**TASK STATEMENT**
Among the lines below, list those containing the string "Angebote".

[Stored records]
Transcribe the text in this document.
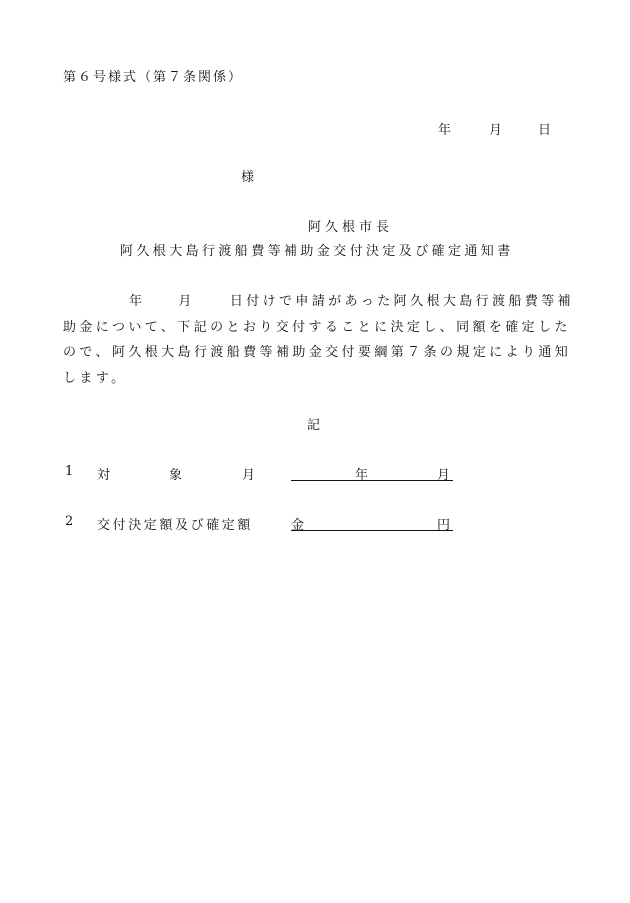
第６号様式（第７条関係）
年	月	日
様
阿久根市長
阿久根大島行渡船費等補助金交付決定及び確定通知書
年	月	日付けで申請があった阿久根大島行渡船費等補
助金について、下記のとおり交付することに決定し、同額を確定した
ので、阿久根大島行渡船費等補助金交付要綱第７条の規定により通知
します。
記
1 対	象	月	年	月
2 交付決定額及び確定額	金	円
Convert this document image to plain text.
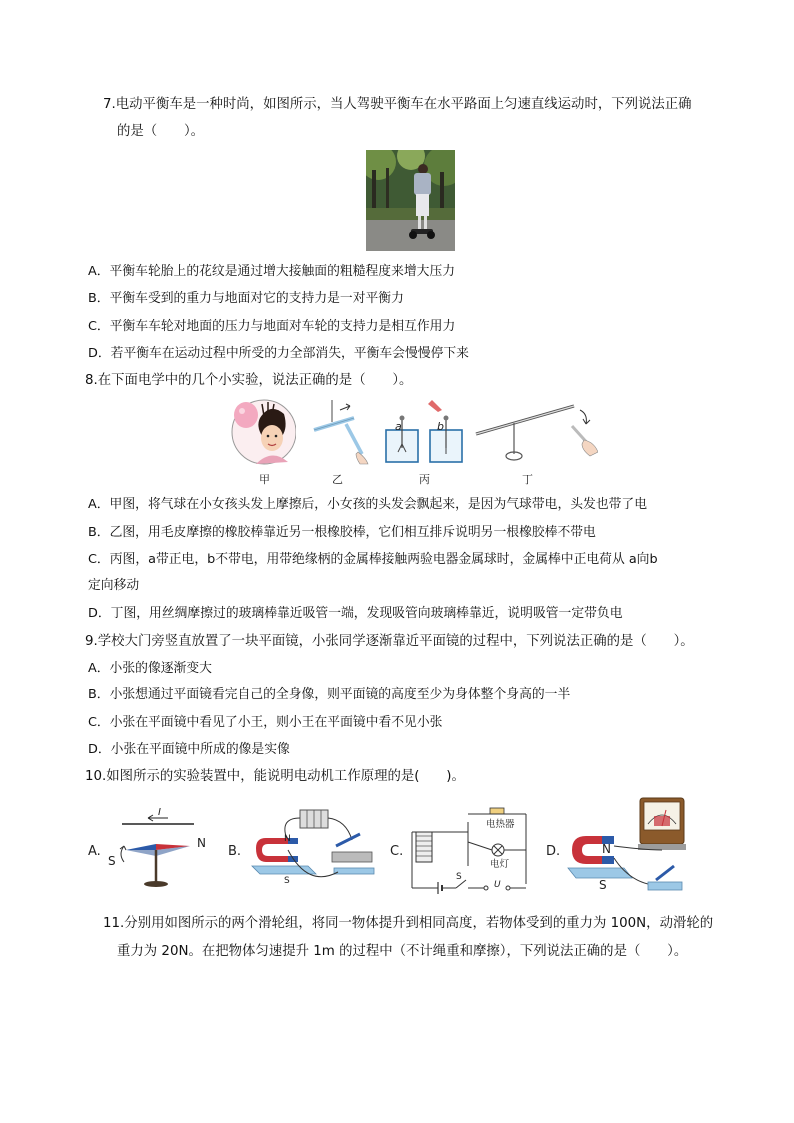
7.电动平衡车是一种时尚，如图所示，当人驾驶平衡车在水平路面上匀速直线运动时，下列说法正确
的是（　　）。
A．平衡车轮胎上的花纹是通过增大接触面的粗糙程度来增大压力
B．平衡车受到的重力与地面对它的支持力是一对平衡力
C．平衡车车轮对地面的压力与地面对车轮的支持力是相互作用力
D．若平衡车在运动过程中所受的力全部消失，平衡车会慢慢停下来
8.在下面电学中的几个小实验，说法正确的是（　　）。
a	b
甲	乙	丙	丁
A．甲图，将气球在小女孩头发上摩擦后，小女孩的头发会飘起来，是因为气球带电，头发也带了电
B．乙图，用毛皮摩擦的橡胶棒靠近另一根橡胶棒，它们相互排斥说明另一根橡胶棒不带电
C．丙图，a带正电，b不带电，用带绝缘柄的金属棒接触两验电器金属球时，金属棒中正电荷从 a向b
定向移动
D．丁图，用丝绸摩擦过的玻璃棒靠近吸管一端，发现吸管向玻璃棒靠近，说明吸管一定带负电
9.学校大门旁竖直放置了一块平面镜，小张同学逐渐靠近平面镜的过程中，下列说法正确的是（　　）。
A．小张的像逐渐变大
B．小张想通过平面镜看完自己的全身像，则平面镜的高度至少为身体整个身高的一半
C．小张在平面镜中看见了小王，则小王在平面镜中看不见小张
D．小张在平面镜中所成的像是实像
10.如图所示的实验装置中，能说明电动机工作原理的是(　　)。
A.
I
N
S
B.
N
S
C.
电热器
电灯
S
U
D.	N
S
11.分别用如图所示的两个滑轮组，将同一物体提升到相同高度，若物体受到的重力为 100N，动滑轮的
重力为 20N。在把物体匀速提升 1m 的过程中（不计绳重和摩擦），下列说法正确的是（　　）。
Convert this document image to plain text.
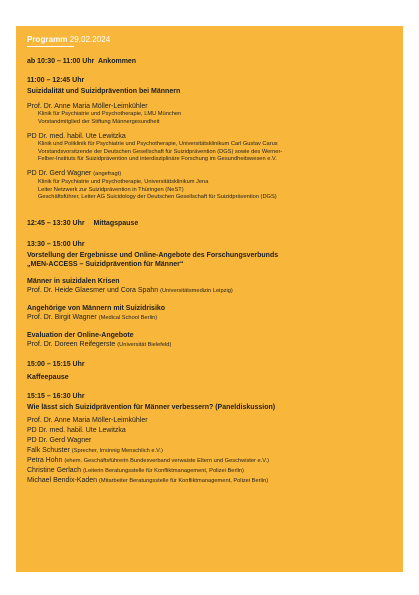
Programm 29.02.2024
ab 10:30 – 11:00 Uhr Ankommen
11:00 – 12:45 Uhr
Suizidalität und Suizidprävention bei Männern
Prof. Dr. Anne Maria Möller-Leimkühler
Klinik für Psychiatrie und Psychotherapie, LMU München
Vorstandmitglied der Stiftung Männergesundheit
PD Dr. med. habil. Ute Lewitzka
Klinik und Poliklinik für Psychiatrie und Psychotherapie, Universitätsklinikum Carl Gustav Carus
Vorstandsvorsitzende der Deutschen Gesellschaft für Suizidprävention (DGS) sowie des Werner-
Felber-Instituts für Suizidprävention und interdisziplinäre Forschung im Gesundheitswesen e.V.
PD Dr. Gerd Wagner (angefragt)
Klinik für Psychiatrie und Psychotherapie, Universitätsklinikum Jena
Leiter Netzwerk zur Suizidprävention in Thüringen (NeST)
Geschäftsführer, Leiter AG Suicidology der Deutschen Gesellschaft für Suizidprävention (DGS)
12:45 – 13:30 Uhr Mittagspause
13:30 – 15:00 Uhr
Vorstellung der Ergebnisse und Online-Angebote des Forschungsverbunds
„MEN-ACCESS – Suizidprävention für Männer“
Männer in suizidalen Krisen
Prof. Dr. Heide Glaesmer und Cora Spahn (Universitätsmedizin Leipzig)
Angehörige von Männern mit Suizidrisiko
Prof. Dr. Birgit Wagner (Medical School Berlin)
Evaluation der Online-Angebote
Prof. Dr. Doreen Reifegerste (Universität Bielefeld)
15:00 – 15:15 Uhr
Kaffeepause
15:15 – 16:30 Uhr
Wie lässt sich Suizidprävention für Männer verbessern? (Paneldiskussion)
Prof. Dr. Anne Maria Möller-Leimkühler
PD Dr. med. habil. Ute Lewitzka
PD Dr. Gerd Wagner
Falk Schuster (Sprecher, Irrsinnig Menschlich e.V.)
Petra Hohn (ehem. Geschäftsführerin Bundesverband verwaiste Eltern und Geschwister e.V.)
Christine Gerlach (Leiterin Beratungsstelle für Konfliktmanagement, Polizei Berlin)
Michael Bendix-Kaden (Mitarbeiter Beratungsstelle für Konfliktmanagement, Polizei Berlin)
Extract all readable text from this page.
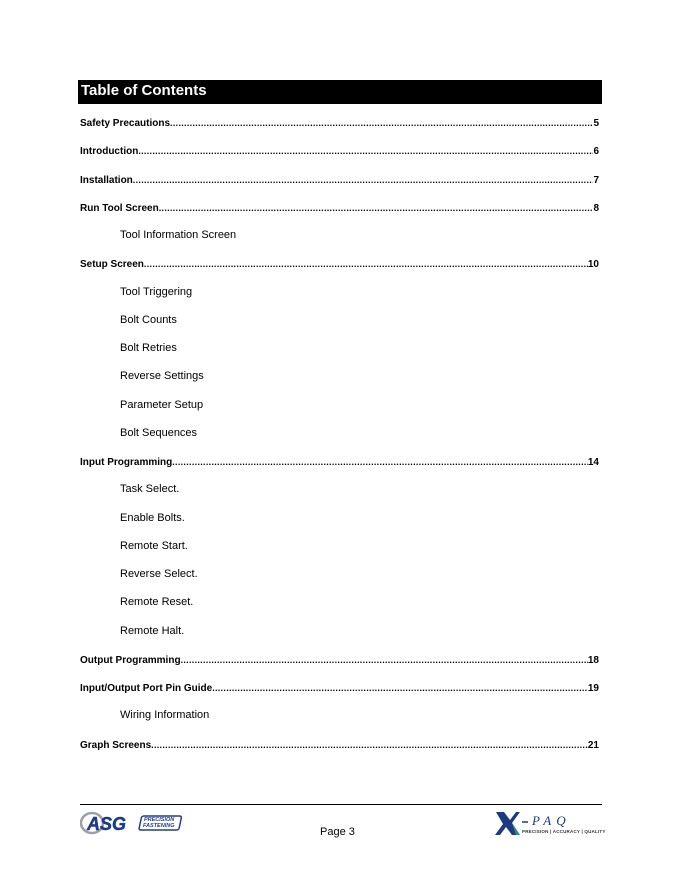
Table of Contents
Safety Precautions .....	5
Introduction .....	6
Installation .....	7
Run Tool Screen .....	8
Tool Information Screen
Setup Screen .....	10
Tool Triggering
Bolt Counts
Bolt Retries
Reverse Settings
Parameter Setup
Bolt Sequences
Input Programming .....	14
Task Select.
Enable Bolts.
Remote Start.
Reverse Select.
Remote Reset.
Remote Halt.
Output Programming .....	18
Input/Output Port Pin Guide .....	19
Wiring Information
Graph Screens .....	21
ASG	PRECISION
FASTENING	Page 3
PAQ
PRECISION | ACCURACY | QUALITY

**RESPONSE BELOW**
Vorstellung der Ergebnisse und Online-Angebote des Forschungsverbunds
Evaluation der Online-Angebote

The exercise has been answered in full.